— begin Material for the task —

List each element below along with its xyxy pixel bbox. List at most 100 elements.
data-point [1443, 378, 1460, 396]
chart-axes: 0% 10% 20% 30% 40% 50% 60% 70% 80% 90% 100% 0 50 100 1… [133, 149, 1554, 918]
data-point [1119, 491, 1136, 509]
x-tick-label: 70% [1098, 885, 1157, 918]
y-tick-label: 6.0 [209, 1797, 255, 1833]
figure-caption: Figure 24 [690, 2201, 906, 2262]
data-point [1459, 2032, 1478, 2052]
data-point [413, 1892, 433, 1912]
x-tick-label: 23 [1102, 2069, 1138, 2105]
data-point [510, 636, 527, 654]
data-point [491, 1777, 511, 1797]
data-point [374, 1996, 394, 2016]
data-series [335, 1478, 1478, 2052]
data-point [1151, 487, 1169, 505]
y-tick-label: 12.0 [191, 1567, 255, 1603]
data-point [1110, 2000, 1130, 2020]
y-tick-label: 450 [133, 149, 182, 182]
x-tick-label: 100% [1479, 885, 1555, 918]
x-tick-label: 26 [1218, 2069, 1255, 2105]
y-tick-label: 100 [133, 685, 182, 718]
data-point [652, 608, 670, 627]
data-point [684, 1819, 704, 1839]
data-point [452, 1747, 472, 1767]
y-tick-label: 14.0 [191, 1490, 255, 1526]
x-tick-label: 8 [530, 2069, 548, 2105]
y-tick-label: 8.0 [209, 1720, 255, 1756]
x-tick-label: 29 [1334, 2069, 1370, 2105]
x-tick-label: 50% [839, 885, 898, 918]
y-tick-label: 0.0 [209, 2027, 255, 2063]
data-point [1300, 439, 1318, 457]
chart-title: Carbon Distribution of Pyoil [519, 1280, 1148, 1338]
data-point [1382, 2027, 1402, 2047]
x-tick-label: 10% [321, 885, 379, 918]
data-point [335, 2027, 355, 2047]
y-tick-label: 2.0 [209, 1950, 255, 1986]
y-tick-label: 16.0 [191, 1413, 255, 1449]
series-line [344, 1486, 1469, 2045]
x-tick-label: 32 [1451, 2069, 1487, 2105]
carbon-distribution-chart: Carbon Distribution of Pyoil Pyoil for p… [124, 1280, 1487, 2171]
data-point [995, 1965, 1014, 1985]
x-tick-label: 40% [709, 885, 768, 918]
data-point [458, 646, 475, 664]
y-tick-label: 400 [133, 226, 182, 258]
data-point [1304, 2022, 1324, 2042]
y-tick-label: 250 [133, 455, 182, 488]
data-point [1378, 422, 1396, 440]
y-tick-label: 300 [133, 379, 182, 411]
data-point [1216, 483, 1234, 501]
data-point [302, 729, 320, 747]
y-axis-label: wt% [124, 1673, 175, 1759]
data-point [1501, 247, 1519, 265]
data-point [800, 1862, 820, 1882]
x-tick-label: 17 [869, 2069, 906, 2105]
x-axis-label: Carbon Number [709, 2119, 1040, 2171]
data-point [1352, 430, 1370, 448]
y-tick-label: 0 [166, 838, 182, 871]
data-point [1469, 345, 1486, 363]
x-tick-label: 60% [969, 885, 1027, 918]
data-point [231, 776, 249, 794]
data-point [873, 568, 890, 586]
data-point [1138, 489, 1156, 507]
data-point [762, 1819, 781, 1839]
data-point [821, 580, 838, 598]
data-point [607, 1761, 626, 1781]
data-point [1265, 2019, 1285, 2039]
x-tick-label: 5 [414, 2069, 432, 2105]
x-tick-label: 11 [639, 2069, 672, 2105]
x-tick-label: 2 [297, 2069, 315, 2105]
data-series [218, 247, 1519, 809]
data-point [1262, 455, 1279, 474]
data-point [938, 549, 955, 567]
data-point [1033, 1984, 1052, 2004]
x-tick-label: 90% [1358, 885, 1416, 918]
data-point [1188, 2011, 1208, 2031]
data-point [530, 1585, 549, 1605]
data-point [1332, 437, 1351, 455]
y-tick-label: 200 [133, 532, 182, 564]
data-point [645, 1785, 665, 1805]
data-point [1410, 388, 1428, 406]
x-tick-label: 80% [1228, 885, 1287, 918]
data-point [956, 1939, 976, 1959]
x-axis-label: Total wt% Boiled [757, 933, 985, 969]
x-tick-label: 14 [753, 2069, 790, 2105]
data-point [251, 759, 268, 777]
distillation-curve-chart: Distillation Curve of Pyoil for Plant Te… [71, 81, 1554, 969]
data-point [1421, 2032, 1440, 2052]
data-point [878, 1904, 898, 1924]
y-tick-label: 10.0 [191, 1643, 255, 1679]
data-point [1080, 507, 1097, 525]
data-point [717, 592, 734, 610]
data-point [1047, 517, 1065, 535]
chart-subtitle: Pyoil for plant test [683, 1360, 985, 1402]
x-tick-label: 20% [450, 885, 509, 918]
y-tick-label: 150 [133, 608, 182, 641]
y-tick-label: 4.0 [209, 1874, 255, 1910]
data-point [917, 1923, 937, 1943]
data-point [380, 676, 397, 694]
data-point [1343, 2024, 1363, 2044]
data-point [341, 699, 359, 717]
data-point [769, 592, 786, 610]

— end Material for the task —

## Work to complete
Rename "data-point" to "plot-marker" wherever it occurs in the entries above, and reproduce them with every other character unchanged.

## Problem solution
List each element below along with its xyxy pixel bbox. List at most 100 elements.
plot-marker [1443, 378, 1460, 396]
chart-axes: 0% 10% 20% 30% 40% 50% 60% 70% 80% 90% 100% 0 50 100 1… [133, 149, 1554, 918]
plot-marker [1119, 491, 1136, 509]
x-tick-label: 70% [1098, 885, 1157, 918]
y-tick-label: 6.0 [209, 1797, 255, 1833]
figure-caption: Figure 24 [690, 2201, 906, 2262]
plot-marker [1459, 2032, 1478, 2052]
plot-marker [413, 1892, 433, 1912]
x-tick-label: 23 [1102, 2069, 1138, 2105]
plot-marker [510, 636, 527, 654]
plot-marker [491, 1777, 511, 1797]
plot-marker [374, 1996, 394, 2016]
data-series [335, 1478, 1478, 2052]
plot-marker [1151, 487, 1169, 505]
y-tick-label: 12.0 [191, 1567, 255, 1603]
plot-marker [1110, 2000, 1130, 2020]
y-tick-label: 450 [133, 149, 182, 182]
x-tick-label: 100% [1479, 885, 1555, 918]
x-tick-label: 26 [1218, 2069, 1255, 2105]
y-tick-label: 100 [133, 685, 182, 718]
plot-marker [652, 608, 670, 627]
plot-marker [684, 1819, 704, 1839]
plot-marker [452, 1747, 472, 1767]
y-tick-label: 14.0 [191, 1490, 255, 1526]
x-tick-label: 8 [530, 2069, 548, 2105]
y-tick-label: 8.0 [209, 1720, 255, 1756]
x-tick-label: 29 [1334, 2069, 1370, 2105]
x-tick-label: 50% [839, 885, 898, 918]
y-tick-label: 0.0 [209, 2027, 255, 2063]
plot-marker [1300, 439, 1318, 457]
chart-title: Carbon Distribution of Pyoil [519, 1280, 1148, 1338]
plot-marker [1382, 2027, 1402, 2047]
x-tick-label: 10% [321, 885, 379, 918]
plot-marker [335, 2027, 355, 2047]
y-tick-label: 2.0 [209, 1950, 255, 1986]
y-tick-label: 16.0 [191, 1413, 255, 1449]
series-line [344, 1486, 1469, 2045]
x-tick-label: 32 [1451, 2069, 1487, 2105]
carbon-distribution-chart: Carbon Distribution of Pyoil Pyoil for p… [124, 1280, 1487, 2171]
plot-marker [995, 1965, 1014, 1985]
x-tick-label: 40% [709, 885, 768, 918]
plot-marker [458, 646, 475, 664]
y-tick-label: 400 [133, 226, 182, 258]
plot-marker [1304, 2022, 1324, 2042]
y-tick-label: 250 [133, 455, 182, 488]
plot-marker [1378, 422, 1396, 440]
y-tick-label: 300 [133, 379, 182, 411]
plot-marker [1216, 483, 1234, 501]
plot-marker [302, 729, 320, 747]
y-axis-label: wt% [124, 1673, 175, 1759]
plot-marker [1501, 247, 1519, 265]
plot-marker [800, 1862, 820, 1882]
x-tick-label: 17 [869, 2069, 906, 2105]
x-axis-label: Carbon Number [709, 2119, 1040, 2171]
plot-marker [1352, 430, 1370, 448]
y-tick-label: 0 [166, 838, 182, 871]
plot-marker [1469, 345, 1486, 363]
x-tick-label: 60% [969, 885, 1027, 918]
plot-marker [231, 776, 249, 794]
plot-marker [873, 568, 890, 586]
plot-marker [1138, 489, 1156, 507]
plot-marker [762, 1819, 781, 1839]
plot-marker [821, 580, 838, 598]
plot-marker [607, 1761, 626, 1781]
plot-marker [1265, 2019, 1285, 2039]
x-tick-label: 5 [414, 2069, 432, 2105]
x-tick-label: 11 [639, 2069, 672, 2105]
x-tick-label: 2 [297, 2069, 315, 2105]
data-series [218, 247, 1519, 809]
plot-marker [1262, 455, 1279, 474]
plot-marker [938, 549, 955, 567]
plot-marker [1033, 1984, 1052, 2004]
x-tick-label: 90% [1358, 885, 1416, 918]
plot-marker [1188, 2011, 1208, 2031]
plot-marker [530, 1585, 549, 1605]
plot-marker [1332, 437, 1351, 455]
y-tick-label: 200 [133, 532, 182, 564]
plot-marker [645, 1785, 665, 1805]
plot-marker [1410, 388, 1428, 406]
x-tick-label: 80% [1228, 885, 1287, 918]
plot-marker [956, 1939, 976, 1959]
x-axis-label: Total wt% Boiled [757, 933, 985, 969]
x-tick-label: 14 [753, 2069, 790, 2105]
plot-marker [251, 759, 268, 777]
distillation-curve-chart: Distillation Curve of Pyoil for Plant Te… [71, 81, 1554, 969]
plot-marker [1421, 2032, 1440, 2052]
plot-marker [878, 1904, 898, 1924]
y-tick-label: 10.0 [191, 1643, 255, 1679]
plot-marker [1080, 507, 1097, 525]
plot-marker [717, 592, 734, 610]
plot-marker [1047, 517, 1065, 535]
chart-subtitle: Pyoil for plant test [683, 1360, 985, 1402]
x-tick-label: 20% [450, 885, 509, 918]
y-tick-label: 150 [133, 608, 182, 641]
y-tick-label: 4.0 [209, 1874, 255, 1910]
plot-marker [917, 1923, 937, 1943]
plot-marker [380, 676, 397, 694]
plot-marker [1343, 2024, 1363, 2044]
plot-marker [341, 699, 359, 717]
plot-marker [769, 592, 786, 610]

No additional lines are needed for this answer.